▶ **MATERIALS PROVIDED**
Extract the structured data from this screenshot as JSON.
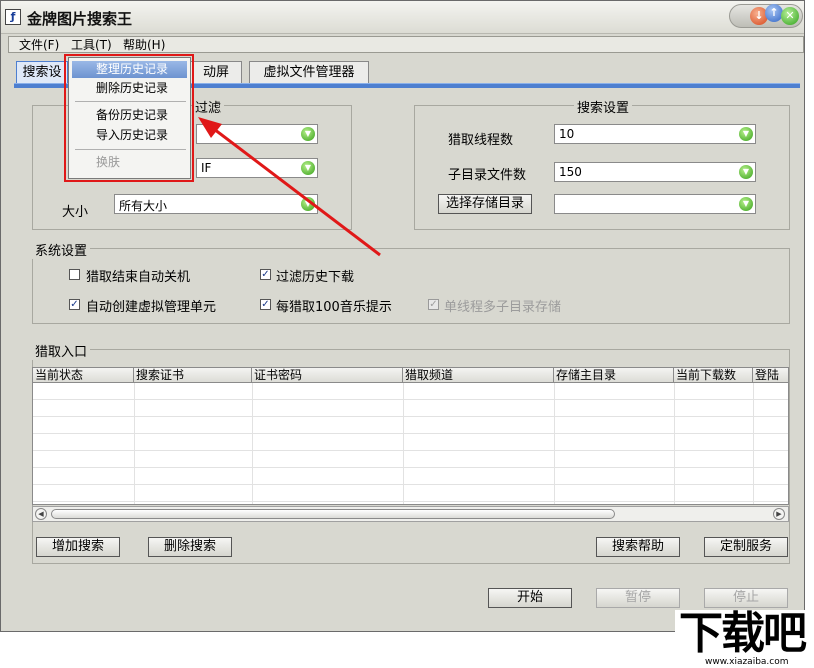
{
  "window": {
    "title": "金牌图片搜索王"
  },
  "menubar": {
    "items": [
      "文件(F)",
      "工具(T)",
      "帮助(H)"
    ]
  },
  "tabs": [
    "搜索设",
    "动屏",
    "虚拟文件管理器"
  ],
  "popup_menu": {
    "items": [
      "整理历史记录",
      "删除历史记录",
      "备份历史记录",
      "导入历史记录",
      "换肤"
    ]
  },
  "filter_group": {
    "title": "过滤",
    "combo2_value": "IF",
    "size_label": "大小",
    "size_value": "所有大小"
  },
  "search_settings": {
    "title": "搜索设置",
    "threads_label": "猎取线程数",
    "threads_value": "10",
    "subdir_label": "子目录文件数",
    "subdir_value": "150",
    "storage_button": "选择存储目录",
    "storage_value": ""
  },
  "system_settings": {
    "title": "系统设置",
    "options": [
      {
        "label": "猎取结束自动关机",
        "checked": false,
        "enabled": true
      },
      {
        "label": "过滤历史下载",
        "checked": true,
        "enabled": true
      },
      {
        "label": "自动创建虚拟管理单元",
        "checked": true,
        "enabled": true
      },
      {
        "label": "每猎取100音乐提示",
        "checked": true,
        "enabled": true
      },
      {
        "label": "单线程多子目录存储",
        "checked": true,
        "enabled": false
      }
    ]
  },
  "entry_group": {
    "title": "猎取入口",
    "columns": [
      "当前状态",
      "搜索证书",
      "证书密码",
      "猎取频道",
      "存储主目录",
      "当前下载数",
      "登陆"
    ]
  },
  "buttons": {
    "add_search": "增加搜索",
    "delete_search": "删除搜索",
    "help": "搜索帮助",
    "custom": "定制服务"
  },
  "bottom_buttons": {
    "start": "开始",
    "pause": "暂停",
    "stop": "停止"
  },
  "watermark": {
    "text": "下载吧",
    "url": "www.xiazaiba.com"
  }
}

▶ **TASK REQUIREMENTS**
Leave out the pictures and copy everything else in the records word for word.

▶ **RESPONSE FOR THIS EXERCISE**
Extract the structured data from this screenshot as JSON.
{
  "window": {
    "title": "金牌图片搜索王"
  },
  "menubar": {
    "items": [
      "文件(F)",
      "工具(T)",
      "帮助(H)"
    ]
  },
  "tabs": [
    "搜索设",
    "动屏",
    "虚拟文件管理器"
  ],
  "popup_menu": {
    "items": [
      "整理历史记录",
      "删除历史记录",
      "备份历史记录",
      "导入历史记录",
      "换肤"
    ]
  },
  "filter_group": {
    "title": "过滤",
    "combo2_value": "IF",
    "size_label": "大小",
    "size_value": "所有大小"
  },
  "search_settings": {
    "title": "搜索设置",
    "threads_label": "猎取线程数",
    "threads_value": "10",
    "subdir_label": "子目录文件数",
    "subdir_value": "150",
    "storage_button": "选择存储目录",
    "storage_value": ""
  },
  "system_settings": {
    "title": "系统设置",
    "options": [
      {
        "label": "猎取结束自动关机",
        "checked": false,
        "enabled": true
      },
      {
        "label": "过滤历史下载",
        "checked": true,
        "enabled": true
      },
      {
        "label": "自动创建虚拟管理单元",
        "checked": true,
        "enabled": true
      },
      {
        "label": "每猎取100音乐提示",
        "checked": true,
        "enabled": true
      },
      {
        "label": "单线程多子目录存储",
        "checked": true,
        "enabled": false
      }
    ]
  },
  "entry_group": {
    "title": "猎取入口",
    "columns": [
      "当前状态",
      "搜索证书",
      "证书密码",
      "猎取频道",
      "存储主目录",
      "当前下载数",
      "登陆"
    ]
  },
  "buttons": {
    "add_search": "增加搜索",
    "delete_search": "删除搜索",
    "help": "搜索帮助",
    "custom": "定制服务"
  },
  "bottom_buttons": {
    "start": "开始",
    "pause": "暂停",
    "stop": "停止"
  },
  "watermark": {
    "text": "下载吧",
    "url": "www.xiazaiba.com"
  }
}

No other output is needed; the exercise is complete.